#### What you will do
Pick every line from the data that holds the word "JSON".

#### Provided material
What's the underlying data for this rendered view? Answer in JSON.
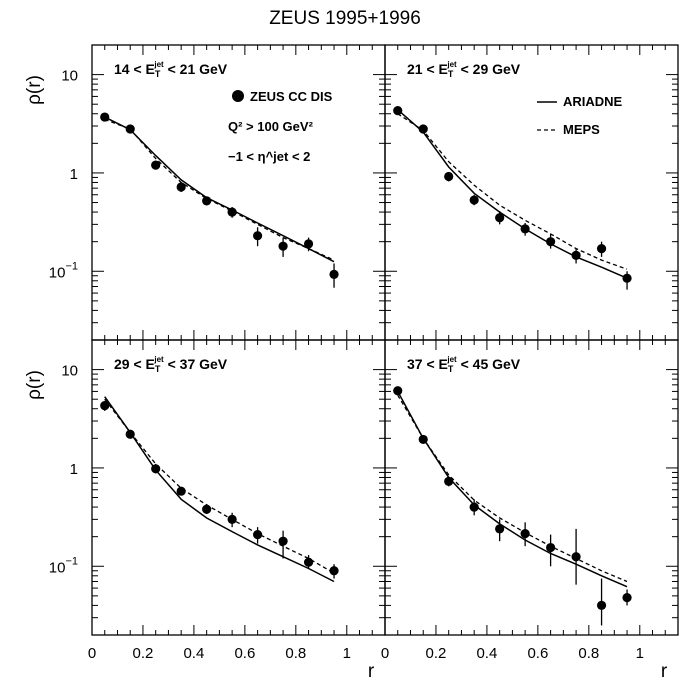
{
  "title": "ZEUS 1995+1996",
  "chart_data": {
    "type": "scatter",
    "title": "ZEUS 1995+1996",
    "xlabel": "r",
    "ylabel": "ρ(r)",
    "xlim": [
      0,
      1.15
    ],
    "ylim": [
      0.02,
      20
    ],
    "yscale": "log",
    "x_ticks": [
      {
        "v": 0,
        "label": "0"
      },
      {
        "v": 0.2,
        "label": "0.2"
      },
      {
        "v": 0.4,
        "label": "0.4"
      },
      {
        "v": 0.6,
        "label": "0.6"
      },
      {
        "v": 0.8,
        "label": "0.8"
      },
      {
        "v": 1,
        "label": "1"
      }
    ],
    "y_ticks": [
      {
        "v": 10,
        "base": "10",
        "exp": ""
      },
      {
        "v": 1,
        "base": "1",
        "exp": ""
      },
      {
        "v": 0.1,
        "base": "10",
        "exp": "−1"
      }
    ],
    "legend": {
      "data_label": "ZEUS CC DIS",
      "cut_q2": "Q² > 100 GeV²",
      "cut_eta": "−1 < η^jet < 2",
      "ariadne": "ARIADNE",
      "meps": "MEPS"
    },
    "panels": [
      {
        "label": "14 < E_T^jet < 21 GeV",
        "label_parts": [
          "14 < E",
          "T",
          "jet",
          " < 21 GeV"
        ],
        "x": [
          0.05,
          0.15,
          0.25,
          0.35,
          0.45,
          0.55,
          0.65,
          0.75,
          0.85,
          0.95
        ],
        "data": [
          3.7,
          2.8,
          1.2,
          0.72,
          0.52,
          0.4,
          0.23,
          0.18,
          0.19,
          0.093
        ],
        "err_lo": [
          3.4,
          2.6,
          1.1,
          0.64,
          0.47,
          0.35,
          0.18,
          0.14,
          0.16,
          0.068
        ],
        "err_hi": [
          4.0,
          3.0,
          1.3,
          0.8,
          0.57,
          0.45,
          0.28,
          0.22,
          0.22,
          0.12
        ],
        "ariadne": [
          3.7,
          2.75,
          1.5,
          0.85,
          0.56,
          0.42,
          0.31,
          0.23,
          0.17,
          0.125
        ],
        "meps": [
          3.5,
          2.8,
          1.4,
          0.8,
          0.55,
          0.41,
          0.3,
          0.22,
          0.17,
          0.13
        ]
      },
      {
        "label": "21 < E_T^jet < 29 GeV",
        "label_parts": [
          "21 < E",
          "T",
          "jet",
          " < 29 GeV"
        ],
        "x": [
          0.05,
          0.15,
          0.25,
          0.35,
          0.45,
          0.55,
          0.65,
          0.75,
          0.85,
          0.95
        ],
        "data": [
          4.3,
          2.8,
          0.92,
          0.53,
          0.35,
          0.27,
          0.2,
          0.145,
          0.17,
          0.085
        ],
        "err_lo": [
          4.0,
          2.6,
          0.82,
          0.47,
          0.3,
          0.23,
          0.17,
          0.12,
          0.14,
          0.065
        ],
        "err_hi": [
          4.6,
          3.0,
          1.02,
          0.6,
          0.41,
          0.31,
          0.24,
          0.17,
          0.2,
          0.1
        ],
        "ariadne": [
          4.4,
          2.6,
          1.15,
          0.62,
          0.4,
          0.27,
          0.19,
          0.14,
          0.11,
          0.085
        ],
        "meps": [
          4.0,
          2.7,
          1.3,
          0.75,
          0.47,
          0.33,
          0.24,
          0.17,
          0.13,
          0.105
        ]
      },
      {
        "label": "29 < E_T^jet < 37 GeV",
        "label_parts": [
          "29 < E",
          "T",
          "jet",
          " < 37 GeV"
        ],
        "x": [
          0.05,
          0.15,
          0.25,
          0.35,
          0.45,
          0.55,
          0.65,
          0.75,
          0.85,
          0.95
        ],
        "data": [
          4.3,
          2.2,
          0.98,
          0.58,
          0.38,
          0.3,
          0.21,
          0.18,
          0.11,
          0.09
        ],
        "err_lo": [
          3.8,
          2.1,
          0.88,
          0.53,
          0.34,
          0.25,
          0.17,
          0.12,
          0.095,
          0.075
        ],
        "err_hi": [
          4.8,
          2.4,
          1.1,
          0.63,
          0.43,
          0.35,
          0.25,
          0.23,
          0.13,
          0.105
        ],
        "ariadne": [
          5.3,
          2.3,
          0.95,
          0.48,
          0.31,
          0.225,
          0.165,
          0.125,
          0.095,
          0.07
        ],
        "meps": [
          5.0,
          2.3,
          1.1,
          0.62,
          0.42,
          0.3,
          0.215,
          0.16,
          0.12,
          0.085
        ]
      },
      {
        "label": "37 < E_T^jet < 45 GeV",
        "label_parts": [
          "37 < E",
          "T",
          "jet",
          " < 45 GeV"
        ],
        "x": [
          0.05,
          0.15,
          0.25,
          0.35,
          0.45,
          0.55,
          0.65,
          0.75,
          0.85,
          0.95
        ],
        "data": [
          6.1,
          1.95,
          0.73,
          0.4,
          0.24,
          0.215,
          0.155,
          0.125,
          0.04,
          0.048
        ],
        "err_lo": [
          5.6,
          1.8,
          0.65,
          0.33,
          0.18,
          0.16,
          0.1,
          0.065,
          0.025,
          0.04
        ],
        "err_hi": [
          6.6,
          2.1,
          0.82,
          0.48,
          0.3,
          0.28,
          0.21,
          0.24,
          0.075,
          0.058
        ],
        "ariadne": [
          6.0,
          2.0,
          0.8,
          0.42,
          0.27,
          0.185,
          0.135,
          0.105,
          0.08,
          0.062
        ],
        "meps": [
          5.5,
          2.0,
          0.85,
          0.47,
          0.31,
          0.22,
          0.16,
          0.12,
          0.09,
          0.07
        ]
      }
    ]
  }
}
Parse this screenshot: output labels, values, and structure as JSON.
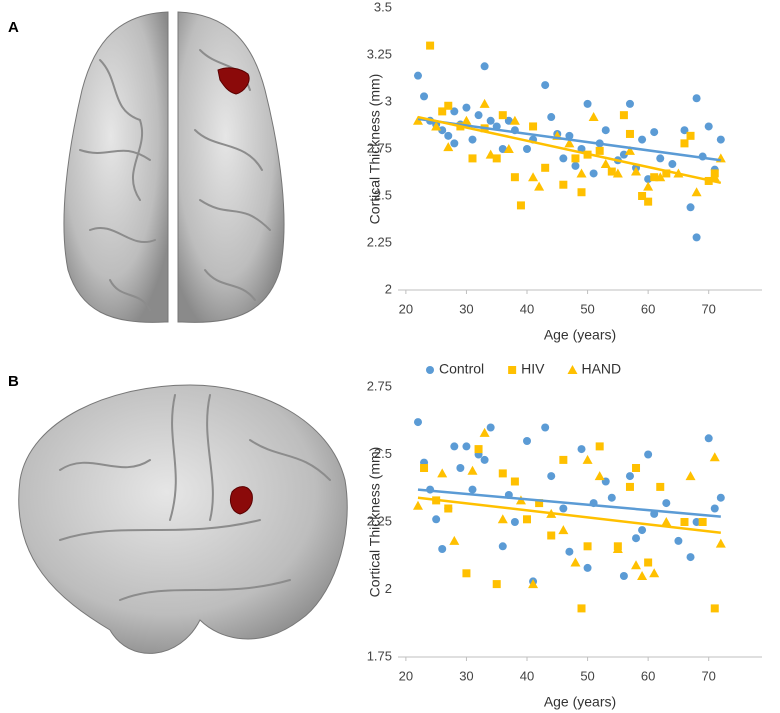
{
  "chart_data": [
    {
      "type": "scatter",
      "panel_label": "A",
      "ylabel": "Cortical Thickness (mm)",
      "xlabel": "Age (years)",
      "xlim": [
        18.7,
        78.8
      ],
      "xticks": [
        20,
        30,
        40,
        50,
        60,
        70
      ],
      "ylim": [
        2,
        3.5
      ],
      "yticks": [
        2,
        2.25,
        2.5,
        2.75,
        3,
        3.25,
        3.5
      ],
      "series": [
        {
          "color": "#5b9bd5",
          "marker": "circle",
          "x": [
            22,
            23,
            24,
            25,
            26,
            27,
            28,
            28,
            29,
            30,
            31,
            32,
            33,
            34,
            35,
            36,
            37,
            38,
            40,
            41,
            43,
            44,
            45,
            46,
            47,
            48,
            49,
            50,
            51,
            52,
            53,
            55,
            56,
            57,
            58,
            59,
            60,
            61,
            62,
            64,
            66,
            67,
            68,
            68,
            69,
            70,
            71,
            72
          ],
          "values": [
            3.14,
            3.03,
            2.9,
            2.88,
            2.85,
            2.82,
            2.95,
            2.78,
            2.88,
            2.97,
            2.8,
            2.93,
            3.19,
            2.9,
            2.87,
            2.75,
            2.9,
            2.85,
            2.75,
            2.8,
            3.09,
            2.92,
            2.83,
            2.7,
            2.82,
            2.66,
            2.75,
            2.99,
            2.62,
            2.78,
            2.85,
            2.69,
            2.72,
            2.99,
            2.65,
            2.8,
            2.59,
            2.84,
            2.7,
            2.67,
            2.85,
            2.44,
            3.02,
            2.28,
            2.71,
            2.87,
            2.64,
            2.8
          ]
        },
        {
          "color": "#ffc000",
          "marker": "square",
          "x": [
            24,
            26,
            27,
            29,
            31,
            33,
            35,
            36,
            38,
            39,
            41,
            43,
            46,
            48,
            49,
            50,
            52,
            54,
            56,
            57,
            59,
            60,
            61,
            63,
            66,
            67,
            70,
            71
          ],
          "values": [
            3.3,
            2.95,
            2.98,
            2.87,
            2.7,
            2.86,
            2.7,
            2.93,
            2.6,
            2.45,
            2.87,
            2.65,
            2.56,
            2.7,
            2.52,
            2.72,
            2.74,
            2.63,
            2.93,
            2.83,
            2.5,
            2.47,
            2.6,
            2.62,
            2.78,
            2.82,
            2.58,
            2.62
          ]
        },
        {
          "color": "#ffc000",
          "marker": "triangle",
          "x": [
            22,
            25,
            27,
            30,
            33,
            34,
            37,
            38,
            41,
            42,
            45,
            47,
            49,
            51,
            53,
            55,
            57,
            58,
            60,
            62,
            65,
            68,
            71,
            72
          ],
          "values": [
            2.9,
            2.87,
            2.76,
            2.9,
            2.99,
            2.72,
            2.75,
            2.9,
            2.6,
            2.55,
            2.82,
            2.78,
            2.62,
            2.92,
            2.67,
            2.62,
            2.74,
            2.63,
            2.55,
            2.6,
            2.62,
            2.52,
            2.6,
            2.7
          ]
        }
      ],
      "trendlines": [
        {
          "color": "#5b9bd5",
          "x": [
            22,
            72
          ],
          "values": [
            2.91,
            2.69
          ]
        },
        {
          "color": "#ffc000",
          "x": [
            22,
            72
          ],
          "values": [
            2.92,
            2.57
          ]
        }
      ]
    },
    {
      "type": "scatter",
      "panel_label": "B",
      "ylabel": "Cortical Thickness (mm)",
      "xlabel": "Age (years)",
      "xlim": [
        18.7,
        78.8
      ],
      "xticks": [
        20,
        30,
        40,
        50,
        60,
        70
      ],
      "ylim": [
        1.75,
        2.75
      ],
      "yticks": [
        1.75,
        2,
        2.25,
        2.5,
        2.75
      ],
      "legend": "top",
      "series": [
        {
          "name": "Control",
          "color": "#5b9bd5",
          "marker": "circle",
          "x": [
            22,
            23,
            24,
            25,
            26,
            27,
            28,
            29,
            30,
            31,
            32,
            33,
            34,
            36,
            37,
            38,
            40,
            41,
            43,
            44,
            46,
            47,
            49,
            50,
            51,
            53,
            54,
            56,
            57,
            58,
            59,
            60,
            61,
            63,
            65,
            67,
            68,
            70,
            71,
            72
          ],
          "values": [
            2.62,
            2.47,
            2.37,
            2.26,
            2.15,
            2.3,
            2.53,
            2.45,
            2.53,
            2.37,
            2.5,
            2.48,
            2.6,
            2.16,
            2.35,
            2.25,
            2.55,
            2.03,
            2.6,
            2.42,
            2.3,
            2.14,
            2.52,
            2.08,
            2.32,
            2.4,
            2.34,
            2.05,
            2.42,
            2.19,
            2.22,
            2.5,
            2.28,
            2.32,
            2.18,
            2.12,
            2.25,
            2.56,
            2.3,
            2.34
          ]
        },
        {
          "name": "HIV",
          "color": "#ffc000",
          "marker": "square",
          "x": [
            23,
            25,
            27,
            30,
            32,
            35,
            36,
            38,
            40,
            42,
            44,
            46,
            49,
            50,
            52,
            55,
            57,
            58,
            60,
            62,
            66,
            69,
            71
          ],
          "values": [
            2.45,
            2.33,
            2.3,
            2.06,
            2.52,
            2.02,
            2.43,
            2.4,
            2.26,
            2.32,
            2.2,
            2.48,
            1.93,
            2.16,
            2.53,
            2.16,
            2.38,
            2.45,
            2.1,
            2.38,
            2.25,
            2.25,
            1.93
          ]
        },
        {
          "name": "HAND",
          "color": "#ffc000",
          "marker": "triangle",
          "x": [
            22,
            26,
            28,
            31,
            33,
            36,
            39,
            41,
            44,
            46,
            48,
            50,
            52,
            55,
            58,
            59,
            61,
            63,
            67,
            71,
            72
          ],
          "values": [
            2.31,
            2.43,
            2.18,
            2.44,
            2.58,
            2.26,
            2.33,
            2.02,
            2.28,
            2.22,
            2.1,
            2.48,
            2.42,
            2.15,
            2.09,
            2.05,
            2.06,
            2.25,
            2.42,
            2.49,
            2.17
          ]
        }
      ],
      "trendlines": [
        {
          "color": "#5b9bd5",
          "x": [
            22,
            72
          ],
          "values": [
            2.37,
            2.27
          ]
        },
        {
          "color": "#ffc000",
          "x": [
            22,
            72
          ],
          "values": [
            2.34,
            2.21
          ]
        }
      ]
    }
  ]
}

#### Response below
What's the underlying data for this rendered view? Answer in JSON.
Parse this screenshot: output labels, values, and structure as JSON.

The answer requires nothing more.